> [Exercise requirements] Please write out each entry that follows, keeping it exactly the same.

══ Dataset entries

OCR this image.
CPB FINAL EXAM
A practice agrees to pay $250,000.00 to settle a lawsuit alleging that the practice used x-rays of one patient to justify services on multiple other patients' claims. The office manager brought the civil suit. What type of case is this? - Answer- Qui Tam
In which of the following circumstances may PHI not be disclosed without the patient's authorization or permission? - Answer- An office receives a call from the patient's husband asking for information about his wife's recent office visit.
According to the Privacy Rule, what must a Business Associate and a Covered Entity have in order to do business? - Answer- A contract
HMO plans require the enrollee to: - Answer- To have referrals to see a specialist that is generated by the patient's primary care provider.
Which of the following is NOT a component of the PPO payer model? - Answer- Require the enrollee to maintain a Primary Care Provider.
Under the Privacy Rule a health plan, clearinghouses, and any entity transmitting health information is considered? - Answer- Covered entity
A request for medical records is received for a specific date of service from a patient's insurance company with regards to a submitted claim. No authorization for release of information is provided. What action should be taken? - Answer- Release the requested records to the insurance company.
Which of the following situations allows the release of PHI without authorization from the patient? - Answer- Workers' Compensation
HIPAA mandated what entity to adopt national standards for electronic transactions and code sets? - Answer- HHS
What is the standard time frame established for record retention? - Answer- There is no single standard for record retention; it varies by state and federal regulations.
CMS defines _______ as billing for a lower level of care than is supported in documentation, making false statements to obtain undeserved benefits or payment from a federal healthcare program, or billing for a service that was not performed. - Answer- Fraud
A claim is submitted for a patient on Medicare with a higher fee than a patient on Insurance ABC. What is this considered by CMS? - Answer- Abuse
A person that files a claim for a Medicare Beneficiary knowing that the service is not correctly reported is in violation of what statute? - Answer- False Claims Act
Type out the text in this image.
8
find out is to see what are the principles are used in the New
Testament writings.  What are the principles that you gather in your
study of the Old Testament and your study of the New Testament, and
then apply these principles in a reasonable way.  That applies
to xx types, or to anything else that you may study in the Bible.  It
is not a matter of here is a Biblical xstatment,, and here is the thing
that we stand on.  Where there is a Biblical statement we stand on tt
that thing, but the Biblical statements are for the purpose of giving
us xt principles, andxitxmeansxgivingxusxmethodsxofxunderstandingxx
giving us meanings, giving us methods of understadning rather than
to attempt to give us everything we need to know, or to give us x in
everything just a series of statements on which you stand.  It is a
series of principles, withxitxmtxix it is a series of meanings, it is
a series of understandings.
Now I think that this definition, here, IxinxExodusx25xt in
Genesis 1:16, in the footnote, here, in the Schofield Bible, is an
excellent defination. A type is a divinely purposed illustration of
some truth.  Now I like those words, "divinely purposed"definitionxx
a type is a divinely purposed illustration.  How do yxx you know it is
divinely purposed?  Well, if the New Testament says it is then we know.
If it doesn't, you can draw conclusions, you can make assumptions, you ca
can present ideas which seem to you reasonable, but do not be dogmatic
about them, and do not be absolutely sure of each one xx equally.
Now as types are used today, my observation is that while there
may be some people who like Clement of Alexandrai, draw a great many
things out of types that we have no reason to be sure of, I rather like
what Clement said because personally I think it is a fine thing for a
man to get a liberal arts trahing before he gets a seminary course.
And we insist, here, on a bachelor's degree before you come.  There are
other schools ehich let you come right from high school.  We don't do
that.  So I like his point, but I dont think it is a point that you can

════

> [Solution for this task]
OCR this image.
CPB FINAL EXAM
A practice agrees to pay $250,000.00 to settle a lawsuit alleging that the practice used x-rays of one patient to justify services on multiple other patients' claims. The office manager brought the civil suit. What type of case is this? - Answer- Qui Tam
In which of the following circumstances may PHI not be disclosed without the patient's authorization or permission? - Answer- An office receives a call from the patient's husband asking for information about his wife's recent office visit.
According to the Privacy Rule, what must a Business Associate and a Covered Entity have in order to do business? - Answer- A contract
HMO plans require the enrollee to: - Answer- To have referrals to see a specialist that is generated by the patient's primary care provider.
Which of the following is NOT a component of the PPO payer model? - Answer- Require the enrollee to maintain a Primary Care Provider.
Under the Privacy Rule a health plan, clearinghouses, and any entity transmitting health information is considered? - Answer- Covered entity
A request for medical records is received for a specific date of service from a patient's insurance company with regards to a submitted claim. No authorization for release of information is provided. What action should be taken? - Answer- Release the requested records to the insurance company.
Which of the following situations allows the release of PHI without authorization from the patient? - Answer- Workers' Compensation
HIPAA mandated what entity to adopt national standards for electronic transactions and code sets? - Answer- HHS
What is the standard time frame established for record retention? - Answer- There is no single standard for record retention; it varies by state and federal regulations.
CMS defines _______ as billing for a lower level of care than is supported in documentation, making false statements to obtain undeserved benefits or payment from a federal healthcare program, or billing for a service that was not performed. - Answer- Fraud
A claim is submitted for a patient on Medicare with a higher fee than a patient on Insurance ABC. What is this considered by CMS? - Answer- Abuse
A person that files a claim for a Medicare Beneficiary knowing that the service is not correctly reported is in violation of what statute? - Answer- False Claims Act
Type out the text in this image.
8
find out is to see what are the principles are used in the New
Testament writings.  What are the principles that you gather in your
study of the Old Testament and your study of the New Testament, and
then apply these principles in a reasonable way.  That applies
to xx types, or to anything else that you may study in the Bible.  It
is not a matter of here is a Biblical xstatment,, and here is the thing
that we stand on.  Where there is a Biblical statement we stand on tt
that thing, but the Biblical statements are for the purpose of giving
us xt principles, andxitxmeansxgivingxusxmethodsxofxunderstandingxx
giving us meanings, giving us methods of understadning rather than
to attempt to give us everything we need to know, or to give us x in
everything just a series of statements on which you stand.  It is a
series of principles, withxitxmtxix it is a series of meanings, it is
a series of understandings.
Now I think that this definition, here, IxinxExodusx25xt in
Genesis 1:16, in the footnote, here, in the Schofield Bible, is an
excellent defination. A type is a divinely purposed illustration of
some truth.  Now I like those words, "divinely purposed"definitionxx
a type is a divinely purposed illustration.  How do yxx you know it is
divinely purposed?  Well, if the New Testament says it is then we know.
If it doesn't, you can draw conclusions, you can make assumptions, you ca
can present ideas which seem to you reasonable, but do not be dogmatic
about them, and do not be absolutely sure of each one xx equally.
Now as types are used today, my observation is that while there
may be some people who like Clement of Alexandrai, draw a great many
things out of types that we have no reason to be sure of, I rather like
what Clement said because personally I think it is a fine thing for a
man to get a liberal arts trahing before he gets a seminary course.
And we insist, here, on a bachelor's degree before you come.  There are
other schools ehich let you come right from high school.  We don't do
that.  So I like his point, but I dont think it is a point that you can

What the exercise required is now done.